* Collected data entries
--*--

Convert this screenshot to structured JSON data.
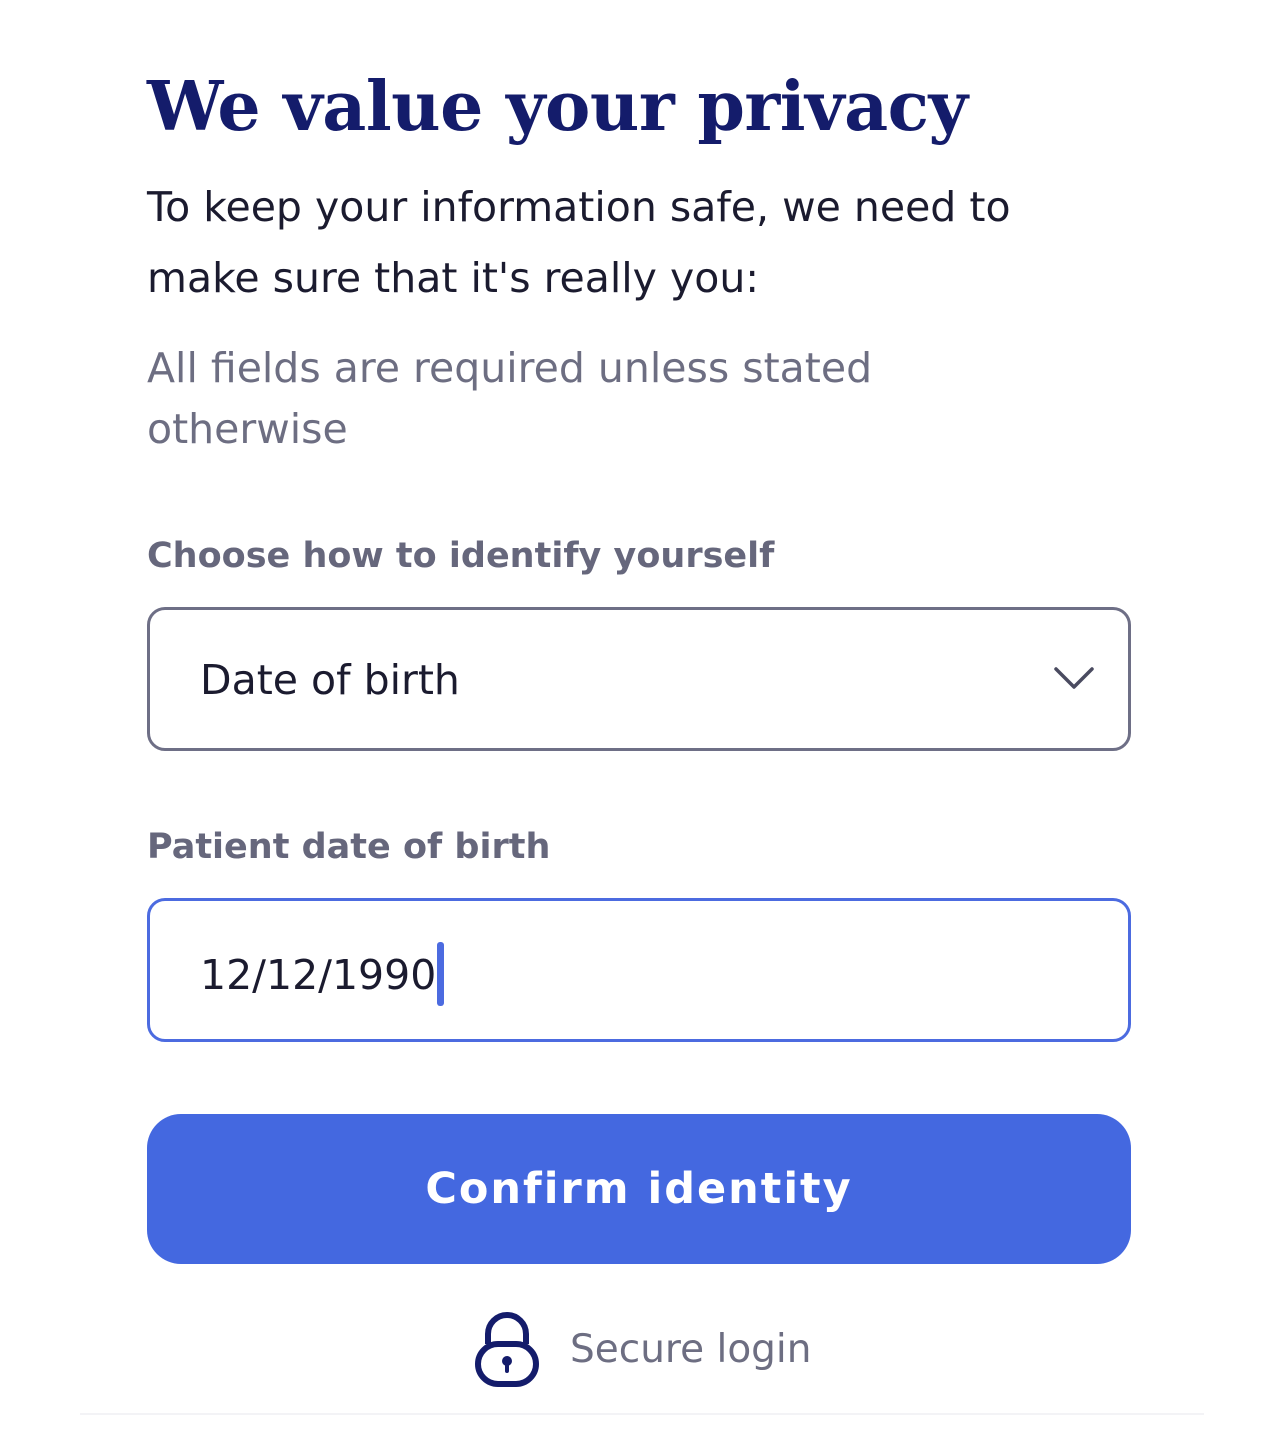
{
  "page": {
    "title": "We value your privacy",
    "intro": "To keep your information safe, we need to make sure that it's really you:",
    "required_note": "All fields are required unless stated otherwise"
  },
  "identify": {
    "label": "Choose how to identify yourself",
    "selected": "Date of birth",
    "icon": "chevron-down-icon"
  },
  "dob": {
    "label": "Patient date of birth",
    "value": "12/12/1990"
  },
  "actions": {
    "confirm_label": "Confirm identity"
  },
  "footer": {
    "secure_text": "Secure login",
    "icon": "lock-icon"
  },
  "colors": {
    "title": "#141c6b",
    "primary": "#4468e0",
    "focus_border": "#4c6be0",
    "muted_text": "#6d6e82"
  }
}
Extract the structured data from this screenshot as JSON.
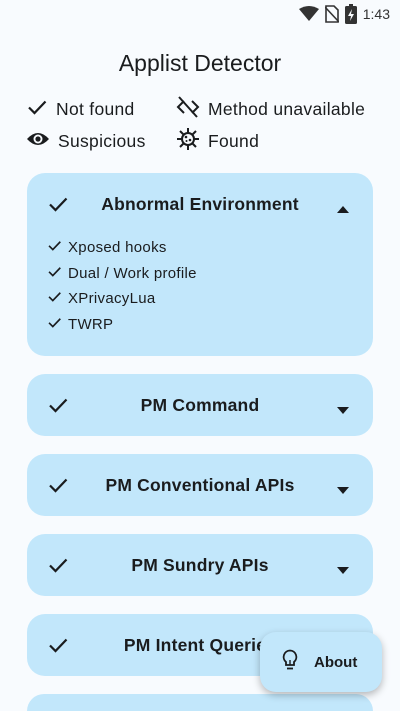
{
  "status_bar": {
    "time": "1:43",
    "icons": [
      "wifi-icon",
      "no-sim-icon",
      "battery-charging-icon"
    ]
  },
  "app": {
    "title": "Applist Detector"
  },
  "legend": {
    "not_found": "Not found",
    "method_unavailable": "Method unavailable",
    "suspicious": "Suspicious",
    "found": "Found"
  },
  "cards": [
    {
      "title": "Abnormal Environment",
      "status": "not_found",
      "expanded": true,
      "items": [
        "Xposed hooks",
        "Dual / Work profile",
        "XPrivacyLua",
        "TWRP"
      ]
    },
    {
      "title": "PM Command",
      "status": "not_found",
      "expanded": false
    },
    {
      "title": "PM Conventional APIs",
      "status": "not_found",
      "expanded": false
    },
    {
      "title": "PM Sundry APIs",
      "status": "not_found",
      "expanded": false
    },
    {
      "title": "PM Intent Queries",
      "status": "not_found",
      "expanded": false
    }
  ],
  "fab": {
    "label": "About",
    "icon": "lightbulb-icon"
  },
  "colors": {
    "background": "#f8fbfe",
    "card": "#c2e7fb",
    "text": "#1a1c1e"
  }
}
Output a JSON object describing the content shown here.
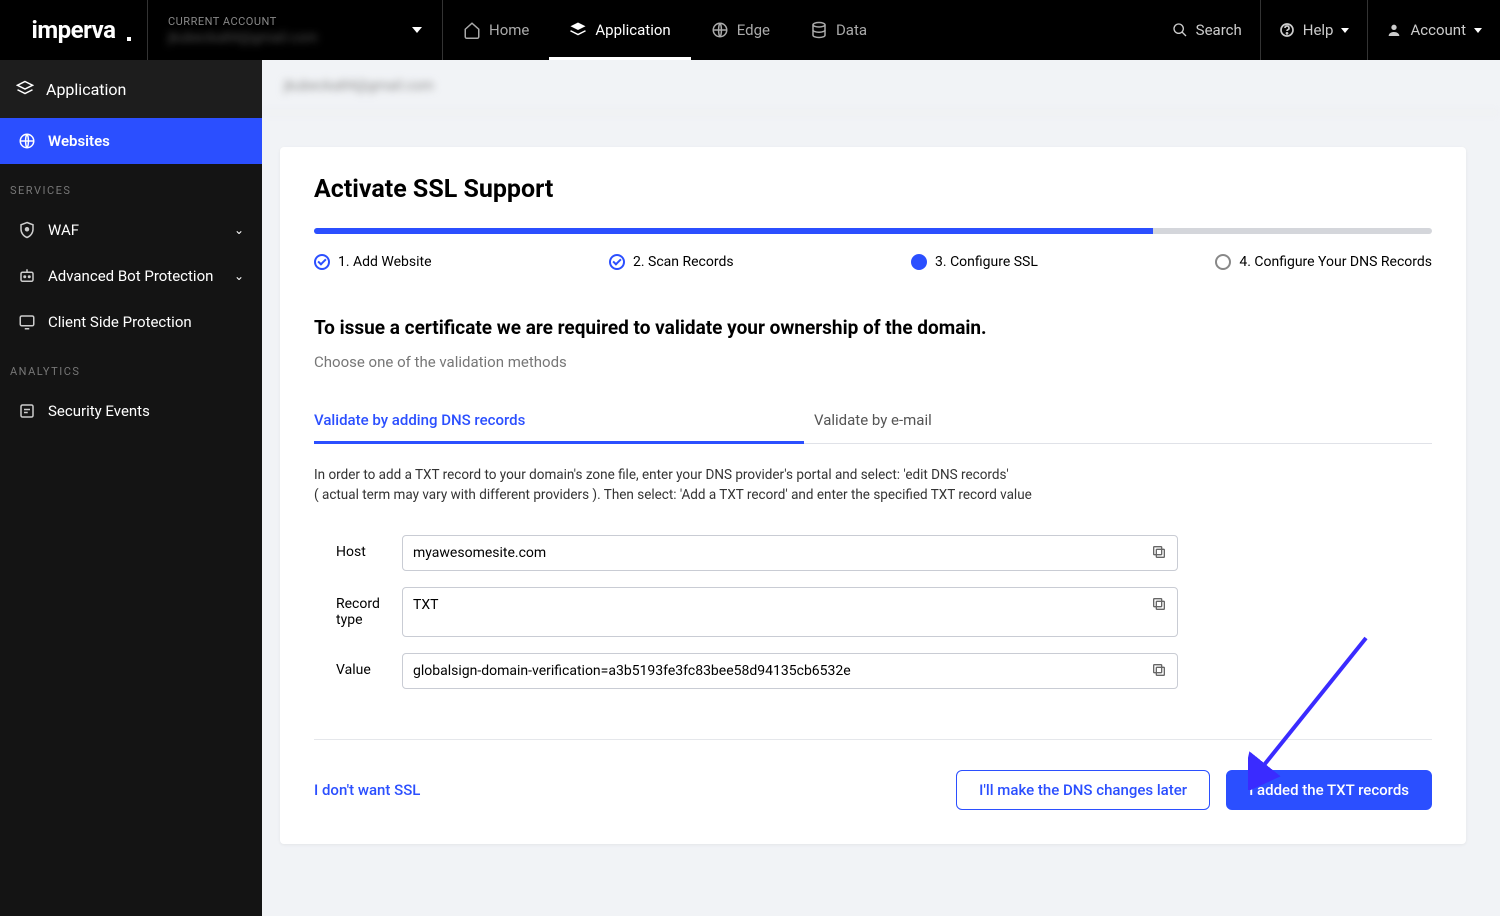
{
  "brand": "imperva",
  "account": {
    "label": "CURRENT ACCOUNT",
    "value": "jkubecka84@gmail.com"
  },
  "nav": {
    "home": "Home",
    "application": "Application",
    "edge": "Edge",
    "data": "Data"
  },
  "top_right": {
    "search": "Search",
    "help": "Help",
    "account": "Account"
  },
  "sidebar": {
    "header": "Application",
    "websites": "Websites",
    "services_label": "SERVICES",
    "waf": "WAF",
    "abp": "Advanced Bot Protection",
    "csp": "Client Side Protection",
    "analytics_label": "ANALYTICS",
    "events": "Security Events"
  },
  "breadcrumb": "jkubecka84@gmail.com",
  "title": "Activate SSL Support",
  "steps": {
    "s1": "1. Add Website",
    "s2": "2. Scan Records",
    "s3": "3. Configure SSL",
    "s4": "4. Configure Your DNS Records"
  },
  "lead": "To issue a certificate we are required to validate your ownership of the domain.",
  "sub": "Choose one of the validation methods",
  "tabs": {
    "dns": "Validate by adding DNS records",
    "email": "Validate by e-mail"
  },
  "instructions_l1": "In order to add a TXT record to your domain's zone file, enter your DNS provider's portal and select: 'edit DNS records'",
  "instructions_l2": "( actual term may vary with different providers ). Then select: 'Add a TXT record' and enter the specified TXT record value",
  "fields": {
    "host_label": "Host",
    "host_value": "myawesomesite.com",
    "type_label": "Record type",
    "type_value": "TXT",
    "value_label": "Value",
    "value_value": "globalsign-domain-verification=a3b5193fe3fc83bee58d94135cb6532e"
  },
  "footer": {
    "no_ssl": "I don't want SSL",
    "later": "I'll make the DNS changes later",
    "added": "I added the TXT records"
  }
}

--*--

* GIVEN EXERCISE
Return the lines of the records that include the string "fields".

* FINISHED TASK
    "required_note": "All fields are required unless stated otherwise"
  "fields": {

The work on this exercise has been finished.